> What the task requires: Repeat the material verbatim and drop the pictures.

> Data records:
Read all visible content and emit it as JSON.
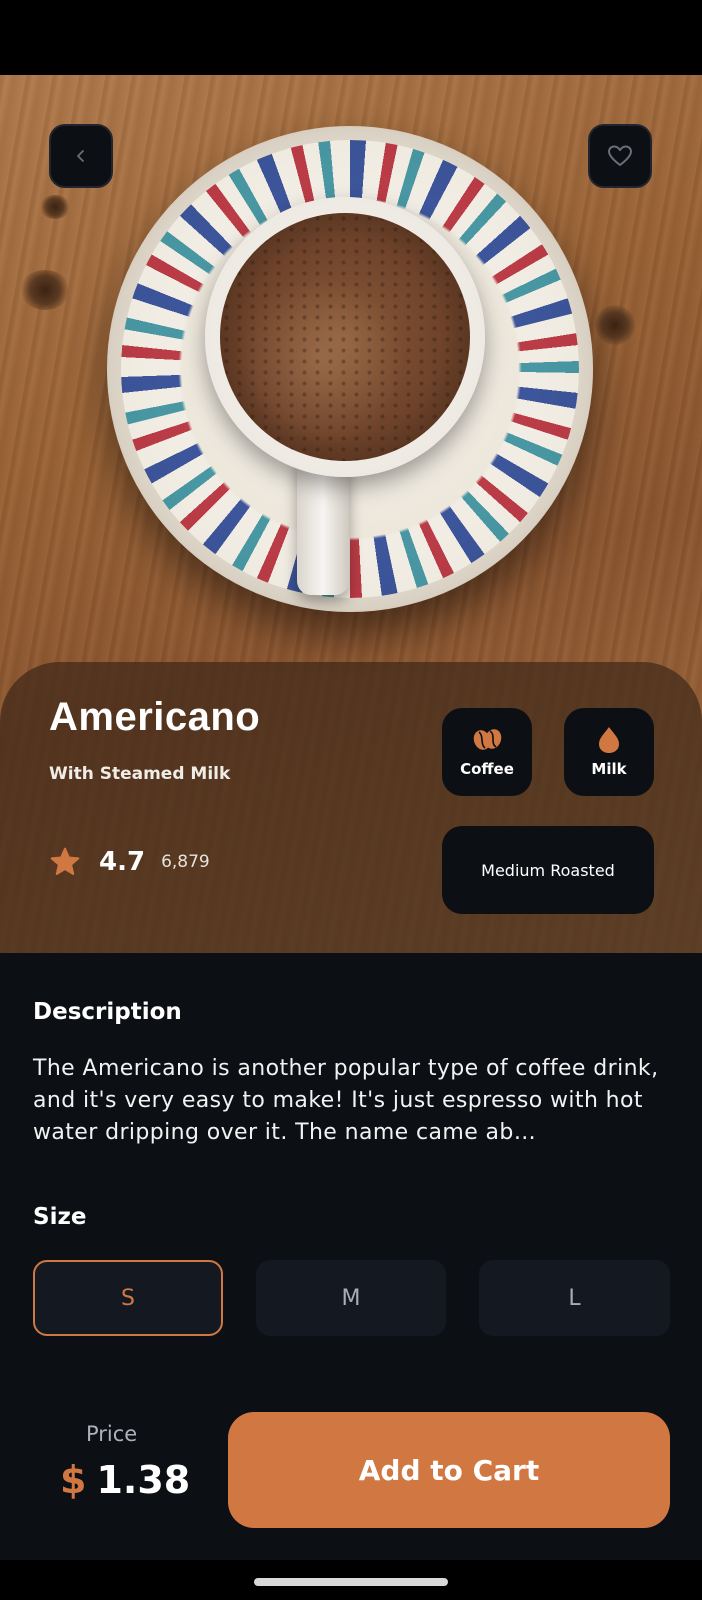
{
  "product": {
    "name": "Americano",
    "subtitle": "With Steamed Milk",
    "rating": "4.7",
    "rating_count": "6,879",
    "chips": {
      "coffee_label": "Coffee",
      "milk_label": "Milk",
      "roast_label": "Medium Roasted"
    }
  },
  "description": {
    "title": "Description",
    "text": "The Americano is another popular type of coffee drink, and it's very easy to make! It's just espresso with hot water dripping over it. The name came ab…"
  },
  "size": {
    "title": "Size",
    "options": [
      "S",
      "M",
      "L"
    ],
    "selected": "S"
  },
  "price": {
    "label": "Price",
    "currency": "$",
    "amount": "1.38"
  },
  "cart_button_label": "Add to Cart",
  "icons": {
    "back": "chevron-left-icon",
    "favorite": "heart-icon",
    "rating": "star-icon",
    "coffee": "coffee-beans-icon",
    "milk": "milk-drop-icon"
  },
  "colors": {
    "accent": "#D17842",
    "background": "#0C0F14",
    "card": "#141921",
    "muted_text": "#AEB2B8"
  }
}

> Result of the task:
Read all visible content and emit it as JSON.
{
  "product": {
    "name": "Americano",
    "subtitle": "With Steamed Milk",
    "rating": "4.7",
    "rating_count": "6,879",
    "chips": {
      "coffee_label": "Coffee",
      "milk_label": "Milk",
      "roast_label": "Medium Roasted"
    }
  },
  "description": {
    "title": "Description",
    "text": "The Americano is another popular type of coffee drink, and it's very easy to make! It's just espresso with hot water dripping over it. The name came ab…"
  },
  "size": {
    "title": "Size",
    "options": [
      "S",
      "M",
      "L"
    ],
    "selected": "S"
  },
  "price": {
    "label": "Price",
    "currency": "$",
    "amount": "1.38"
  },
  "cart_button_label": "Add to Cart",
  "icons": {
    "back": "chevron-left-icon",
    "favorite": "heart-icon",
    "rating": "star-icon",
    "coffee": "coffee-beans-icon",
    "milk": "milk-drop-icon"
  },
  "colors": {
    "accent": "#D17842",
    "background": "#0C0F14",
    "card": "#141921",
    "muted_text": "#AEB2B8"
  }
}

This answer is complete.